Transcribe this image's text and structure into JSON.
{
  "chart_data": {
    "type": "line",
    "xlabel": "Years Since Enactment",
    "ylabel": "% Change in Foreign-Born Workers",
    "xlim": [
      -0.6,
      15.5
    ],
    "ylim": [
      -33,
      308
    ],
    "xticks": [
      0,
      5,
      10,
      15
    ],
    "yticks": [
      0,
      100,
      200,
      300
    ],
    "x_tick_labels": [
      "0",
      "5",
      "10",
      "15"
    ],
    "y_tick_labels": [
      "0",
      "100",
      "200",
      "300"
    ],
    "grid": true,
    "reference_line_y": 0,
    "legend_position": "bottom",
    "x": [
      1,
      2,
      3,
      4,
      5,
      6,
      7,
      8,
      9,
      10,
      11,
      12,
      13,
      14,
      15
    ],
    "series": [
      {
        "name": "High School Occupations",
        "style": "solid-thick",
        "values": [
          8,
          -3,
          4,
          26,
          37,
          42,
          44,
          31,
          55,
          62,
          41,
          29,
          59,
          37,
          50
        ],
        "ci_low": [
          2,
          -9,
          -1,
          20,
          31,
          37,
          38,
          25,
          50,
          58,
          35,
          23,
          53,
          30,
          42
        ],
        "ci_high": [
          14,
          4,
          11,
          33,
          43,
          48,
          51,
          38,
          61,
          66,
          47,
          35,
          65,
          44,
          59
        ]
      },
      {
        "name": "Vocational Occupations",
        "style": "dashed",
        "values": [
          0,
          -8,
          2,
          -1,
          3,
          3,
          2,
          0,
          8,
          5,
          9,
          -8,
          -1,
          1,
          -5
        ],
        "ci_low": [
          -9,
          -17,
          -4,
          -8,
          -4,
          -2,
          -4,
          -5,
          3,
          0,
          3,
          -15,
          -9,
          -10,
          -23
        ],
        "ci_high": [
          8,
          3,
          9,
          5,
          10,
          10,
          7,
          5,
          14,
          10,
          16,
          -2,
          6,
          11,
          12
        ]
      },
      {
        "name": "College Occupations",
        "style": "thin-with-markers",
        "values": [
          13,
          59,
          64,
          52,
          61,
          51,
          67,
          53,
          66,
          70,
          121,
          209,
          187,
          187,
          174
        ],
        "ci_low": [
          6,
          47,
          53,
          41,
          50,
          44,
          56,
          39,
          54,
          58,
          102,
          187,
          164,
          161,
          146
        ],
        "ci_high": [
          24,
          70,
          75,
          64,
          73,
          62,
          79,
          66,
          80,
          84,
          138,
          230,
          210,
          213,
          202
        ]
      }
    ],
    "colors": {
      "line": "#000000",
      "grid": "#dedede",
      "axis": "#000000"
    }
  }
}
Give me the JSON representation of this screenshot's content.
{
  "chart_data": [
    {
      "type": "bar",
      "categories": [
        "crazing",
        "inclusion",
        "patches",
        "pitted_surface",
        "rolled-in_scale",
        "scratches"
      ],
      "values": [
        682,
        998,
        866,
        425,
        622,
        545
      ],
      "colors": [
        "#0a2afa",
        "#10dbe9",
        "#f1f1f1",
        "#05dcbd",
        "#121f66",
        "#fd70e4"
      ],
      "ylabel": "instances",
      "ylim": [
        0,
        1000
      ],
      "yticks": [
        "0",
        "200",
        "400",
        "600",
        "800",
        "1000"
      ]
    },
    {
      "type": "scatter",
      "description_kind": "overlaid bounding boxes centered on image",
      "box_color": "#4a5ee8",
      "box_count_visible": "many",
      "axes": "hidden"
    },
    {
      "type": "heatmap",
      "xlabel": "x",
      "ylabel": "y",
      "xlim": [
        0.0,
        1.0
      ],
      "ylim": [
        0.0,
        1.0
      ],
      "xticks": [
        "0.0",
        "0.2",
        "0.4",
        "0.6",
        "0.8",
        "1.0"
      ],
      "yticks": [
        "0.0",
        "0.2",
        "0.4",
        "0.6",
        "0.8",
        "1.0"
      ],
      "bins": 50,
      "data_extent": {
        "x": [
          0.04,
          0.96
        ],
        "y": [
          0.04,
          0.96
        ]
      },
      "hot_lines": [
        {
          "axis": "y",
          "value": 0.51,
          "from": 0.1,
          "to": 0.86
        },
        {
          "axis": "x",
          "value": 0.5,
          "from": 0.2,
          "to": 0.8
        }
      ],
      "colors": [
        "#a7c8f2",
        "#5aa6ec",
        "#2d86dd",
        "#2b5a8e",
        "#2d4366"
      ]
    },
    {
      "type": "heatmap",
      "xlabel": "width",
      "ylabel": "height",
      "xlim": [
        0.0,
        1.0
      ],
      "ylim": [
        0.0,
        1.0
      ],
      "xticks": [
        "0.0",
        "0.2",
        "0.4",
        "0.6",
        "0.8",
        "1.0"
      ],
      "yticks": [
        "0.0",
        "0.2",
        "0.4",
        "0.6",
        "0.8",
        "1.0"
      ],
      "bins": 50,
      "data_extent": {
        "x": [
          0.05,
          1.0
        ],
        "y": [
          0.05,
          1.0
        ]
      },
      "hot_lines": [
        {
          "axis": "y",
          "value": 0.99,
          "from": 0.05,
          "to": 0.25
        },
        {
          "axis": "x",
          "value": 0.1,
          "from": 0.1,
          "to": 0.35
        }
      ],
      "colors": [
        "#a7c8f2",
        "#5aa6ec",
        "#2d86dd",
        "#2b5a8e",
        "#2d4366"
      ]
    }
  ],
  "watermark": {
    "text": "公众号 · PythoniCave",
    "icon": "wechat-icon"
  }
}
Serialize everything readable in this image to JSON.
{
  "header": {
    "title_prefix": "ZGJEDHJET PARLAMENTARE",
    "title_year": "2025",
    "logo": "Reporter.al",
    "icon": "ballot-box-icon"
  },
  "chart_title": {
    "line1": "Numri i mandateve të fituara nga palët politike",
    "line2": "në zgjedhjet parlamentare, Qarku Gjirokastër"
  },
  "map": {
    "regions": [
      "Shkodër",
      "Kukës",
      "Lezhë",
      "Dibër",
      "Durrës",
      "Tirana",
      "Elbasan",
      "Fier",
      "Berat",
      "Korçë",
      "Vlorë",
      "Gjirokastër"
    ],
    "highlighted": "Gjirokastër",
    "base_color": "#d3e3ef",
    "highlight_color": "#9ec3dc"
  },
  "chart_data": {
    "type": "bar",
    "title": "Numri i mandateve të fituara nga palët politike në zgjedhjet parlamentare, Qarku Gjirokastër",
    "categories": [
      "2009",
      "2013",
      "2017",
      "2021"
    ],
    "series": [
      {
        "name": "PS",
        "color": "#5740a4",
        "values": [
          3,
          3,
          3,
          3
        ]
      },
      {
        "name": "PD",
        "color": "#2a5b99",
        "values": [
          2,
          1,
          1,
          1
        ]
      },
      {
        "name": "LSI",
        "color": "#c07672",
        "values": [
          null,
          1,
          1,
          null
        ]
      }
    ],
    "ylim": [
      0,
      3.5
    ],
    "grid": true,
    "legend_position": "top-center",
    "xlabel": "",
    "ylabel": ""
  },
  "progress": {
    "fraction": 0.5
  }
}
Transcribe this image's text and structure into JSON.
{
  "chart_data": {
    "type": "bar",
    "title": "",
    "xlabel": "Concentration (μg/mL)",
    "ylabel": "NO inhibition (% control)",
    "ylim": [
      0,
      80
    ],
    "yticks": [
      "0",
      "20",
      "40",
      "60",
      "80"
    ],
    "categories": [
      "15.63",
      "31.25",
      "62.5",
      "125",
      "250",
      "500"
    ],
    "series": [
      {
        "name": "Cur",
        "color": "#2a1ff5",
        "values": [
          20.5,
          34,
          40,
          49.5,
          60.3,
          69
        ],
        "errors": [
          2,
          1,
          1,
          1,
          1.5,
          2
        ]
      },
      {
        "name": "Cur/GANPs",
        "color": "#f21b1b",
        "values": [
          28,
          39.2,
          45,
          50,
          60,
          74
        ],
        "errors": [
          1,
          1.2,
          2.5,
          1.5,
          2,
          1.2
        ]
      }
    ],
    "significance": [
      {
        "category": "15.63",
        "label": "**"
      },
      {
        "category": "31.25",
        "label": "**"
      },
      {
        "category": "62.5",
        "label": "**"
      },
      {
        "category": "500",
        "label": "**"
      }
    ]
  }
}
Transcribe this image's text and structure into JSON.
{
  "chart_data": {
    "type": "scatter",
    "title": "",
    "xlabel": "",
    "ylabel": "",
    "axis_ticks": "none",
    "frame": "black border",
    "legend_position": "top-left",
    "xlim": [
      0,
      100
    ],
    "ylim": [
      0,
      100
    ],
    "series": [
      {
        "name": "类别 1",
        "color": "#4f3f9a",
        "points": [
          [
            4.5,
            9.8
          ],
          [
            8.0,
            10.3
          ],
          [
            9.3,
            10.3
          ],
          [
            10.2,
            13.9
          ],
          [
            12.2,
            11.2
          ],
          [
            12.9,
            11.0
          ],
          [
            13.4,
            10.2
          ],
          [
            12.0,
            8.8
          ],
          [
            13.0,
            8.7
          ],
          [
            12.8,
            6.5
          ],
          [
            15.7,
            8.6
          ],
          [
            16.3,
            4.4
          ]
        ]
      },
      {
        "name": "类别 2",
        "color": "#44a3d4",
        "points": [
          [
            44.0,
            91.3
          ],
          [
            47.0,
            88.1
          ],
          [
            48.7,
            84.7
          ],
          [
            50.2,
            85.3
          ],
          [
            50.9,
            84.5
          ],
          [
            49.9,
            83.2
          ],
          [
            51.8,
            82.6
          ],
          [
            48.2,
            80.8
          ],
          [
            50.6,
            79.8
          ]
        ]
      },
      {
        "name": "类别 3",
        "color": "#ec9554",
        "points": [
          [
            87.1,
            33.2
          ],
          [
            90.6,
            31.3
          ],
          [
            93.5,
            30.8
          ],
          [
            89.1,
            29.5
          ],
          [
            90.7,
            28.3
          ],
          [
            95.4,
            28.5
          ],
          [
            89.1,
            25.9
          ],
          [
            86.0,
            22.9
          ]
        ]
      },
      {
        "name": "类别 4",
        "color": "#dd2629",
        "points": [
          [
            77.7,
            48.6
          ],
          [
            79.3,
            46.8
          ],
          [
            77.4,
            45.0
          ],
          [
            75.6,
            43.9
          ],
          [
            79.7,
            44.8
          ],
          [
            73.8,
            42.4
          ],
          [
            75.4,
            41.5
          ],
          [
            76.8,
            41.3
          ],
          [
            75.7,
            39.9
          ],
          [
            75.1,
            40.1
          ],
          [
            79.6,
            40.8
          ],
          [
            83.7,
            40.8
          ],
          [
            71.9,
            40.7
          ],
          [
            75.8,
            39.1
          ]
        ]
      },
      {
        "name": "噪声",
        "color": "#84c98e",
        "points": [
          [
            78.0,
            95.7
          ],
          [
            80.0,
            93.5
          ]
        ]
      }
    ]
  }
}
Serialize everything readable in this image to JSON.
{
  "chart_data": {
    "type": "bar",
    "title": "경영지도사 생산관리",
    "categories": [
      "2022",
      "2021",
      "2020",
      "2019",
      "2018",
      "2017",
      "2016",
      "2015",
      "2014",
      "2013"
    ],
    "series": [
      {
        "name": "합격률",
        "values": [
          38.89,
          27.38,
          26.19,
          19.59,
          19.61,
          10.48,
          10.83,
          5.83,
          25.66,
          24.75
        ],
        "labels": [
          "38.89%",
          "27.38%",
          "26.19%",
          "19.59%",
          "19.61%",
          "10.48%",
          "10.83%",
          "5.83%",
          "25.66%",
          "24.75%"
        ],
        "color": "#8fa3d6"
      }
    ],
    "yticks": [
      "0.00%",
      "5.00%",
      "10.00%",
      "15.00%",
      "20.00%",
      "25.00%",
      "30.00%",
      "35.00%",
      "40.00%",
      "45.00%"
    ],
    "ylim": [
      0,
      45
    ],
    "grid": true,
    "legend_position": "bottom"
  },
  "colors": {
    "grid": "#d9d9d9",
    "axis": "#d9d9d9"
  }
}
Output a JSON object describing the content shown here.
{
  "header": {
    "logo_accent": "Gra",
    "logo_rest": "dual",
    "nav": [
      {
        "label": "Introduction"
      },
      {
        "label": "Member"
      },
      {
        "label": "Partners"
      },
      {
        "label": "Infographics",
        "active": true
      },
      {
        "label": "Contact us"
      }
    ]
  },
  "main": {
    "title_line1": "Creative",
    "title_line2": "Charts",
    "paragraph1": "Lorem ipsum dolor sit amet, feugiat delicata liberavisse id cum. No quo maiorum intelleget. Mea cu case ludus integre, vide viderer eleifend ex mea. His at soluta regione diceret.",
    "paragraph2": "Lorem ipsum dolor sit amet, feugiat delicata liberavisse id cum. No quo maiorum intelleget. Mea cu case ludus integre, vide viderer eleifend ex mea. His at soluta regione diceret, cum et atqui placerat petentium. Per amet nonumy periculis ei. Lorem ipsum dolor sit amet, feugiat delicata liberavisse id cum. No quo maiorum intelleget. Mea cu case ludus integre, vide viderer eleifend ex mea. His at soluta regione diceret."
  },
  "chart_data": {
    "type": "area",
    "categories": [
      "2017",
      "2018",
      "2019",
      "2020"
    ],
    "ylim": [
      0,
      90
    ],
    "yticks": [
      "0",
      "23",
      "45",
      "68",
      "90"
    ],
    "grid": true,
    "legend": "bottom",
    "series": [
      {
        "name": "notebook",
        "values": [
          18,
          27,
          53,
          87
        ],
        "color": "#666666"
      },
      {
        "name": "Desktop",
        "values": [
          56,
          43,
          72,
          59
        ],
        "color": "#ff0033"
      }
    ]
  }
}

### Aim of the task
Show every line from the entries above in which "delicata" appears.

### Right answer
    "paragraph1": "Lorem ipsum dolor sit amet, feugiat delicata liberavisse id cum. No quo maiorum intelleget. Mea cu case ludus integre, vide viderer eleifend ex mea. His at soluta regione diceret.",
    "paragraph2": "Lorem ipsum dolor sit amet, feugiat delicata liberavisse id cum. No quo maiorum intelleget. Mea cu case ludus integre, vide viderer eleifend ex mea. His at soluta regione diceret, cum et atqui placerat petentium. Per amet nonumy periculis ei. Lorem ipsum dolor sit amet, feugiat delicata liberavisse id cum. No quo maiorum intelleget. Mea cu case ludus integre, vide viderer eleifend ex mea. His at soluta regione diceret."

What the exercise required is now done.